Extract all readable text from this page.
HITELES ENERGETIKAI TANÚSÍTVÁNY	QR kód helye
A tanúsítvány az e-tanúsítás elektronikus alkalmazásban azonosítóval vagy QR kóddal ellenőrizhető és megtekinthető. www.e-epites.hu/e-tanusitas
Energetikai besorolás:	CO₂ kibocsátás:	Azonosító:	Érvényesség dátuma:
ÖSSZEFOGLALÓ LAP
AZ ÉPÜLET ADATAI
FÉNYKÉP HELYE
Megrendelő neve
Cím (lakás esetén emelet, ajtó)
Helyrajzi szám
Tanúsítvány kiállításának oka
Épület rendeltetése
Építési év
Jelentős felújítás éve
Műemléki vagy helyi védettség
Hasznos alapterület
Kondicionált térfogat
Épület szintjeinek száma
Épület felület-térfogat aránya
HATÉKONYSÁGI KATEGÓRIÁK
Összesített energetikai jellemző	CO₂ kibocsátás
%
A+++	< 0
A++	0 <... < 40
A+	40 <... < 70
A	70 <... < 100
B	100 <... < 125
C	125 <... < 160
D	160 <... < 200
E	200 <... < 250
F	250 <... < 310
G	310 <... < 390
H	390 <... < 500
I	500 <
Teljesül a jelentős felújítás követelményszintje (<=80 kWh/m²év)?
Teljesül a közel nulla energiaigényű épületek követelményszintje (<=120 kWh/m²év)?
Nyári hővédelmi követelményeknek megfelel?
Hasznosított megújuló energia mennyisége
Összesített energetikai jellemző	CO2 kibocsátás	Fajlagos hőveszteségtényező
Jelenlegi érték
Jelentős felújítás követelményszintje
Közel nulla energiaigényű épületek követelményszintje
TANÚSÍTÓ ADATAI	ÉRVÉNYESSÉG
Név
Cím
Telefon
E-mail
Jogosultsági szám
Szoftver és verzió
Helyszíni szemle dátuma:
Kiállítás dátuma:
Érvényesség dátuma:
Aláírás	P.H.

_ _ _

= WRITTEN REQUEST =
Every record above needs to be repeated word for word.

= EXERCISE RESPONSE =
Extract all readable text from this page.
HITELES ENERGETIKAI TANÚSÍTVÁNY	QR kód helye
A tanúsítvány az e-tanúsítás elektronikus alkalmazásban azonosítóval vagy QR kóddal ellenőrizhető és megtekinthető. www.e-epites.hu/e-tanusitas
Energetikai besorolás:	CO₂ kibocsátás:	Azonosító:	Érvényesség dátuma:
ÖSSZEFOGLALÓ LAP
AZ ÉPÜLET ADATAI
FÉNYKÉP HELYE
Megrendelő neve
Cím (lakás esetén emelet, ajtó)
Helyrajzi szám
Tanúsítvány kiállításának oka
Épület rendeltetése
Építési év
Jelentős felújítás éve
Műemléki vagy helyi védettség
Hasznos alapterület
Kondicionált térfogat
Épület szintjeinek száma
Épület felület-térfogat aránya
HATÉKONYSÁGI KATEGÓRIÁK
Összesített energetikai jellemző	CO₂ kibocsátás
%
A+++	< 0
A++	0 <... < 40
A+	40 <... < 70
A	70 <... < 100
B	100 <... < 125
C	125 <... < 160
D	160 <... < 200
E	200 <... < 250
F	250 <... < 310
G	310 <... < 390
H	390 <... < 500
I	500 <
Teljesül a jelentős felújítás követelményszintje (<=80 kWh/m²év)?
Teljesül a közel nulla energiaigényű épületek követelményszintje (<=120 kWh/m²év)?
Nyári hővédelmi követelményeknek megfelel?
Hasznosított megújuló energia mennyisége
Összesített energetikai jellemző	CO2 kibocsátás	Fajlagos hőveszteségtényező
Jelenlegi érték
Jelentős felújítás követelményszintje
Közel nulla energiaigényű épületek követelményszintje
TANÚSÍTÓ ADATAI	ÉRVÉNYESSÉG
Név
Cím
Telefon
E-mail
Jogosultsági szám
Szoftver és verzió
Helyszíni szemle dátuma:
Kiállítás dátuma:
Érvényesség dátuma:
Aláírás	P.H.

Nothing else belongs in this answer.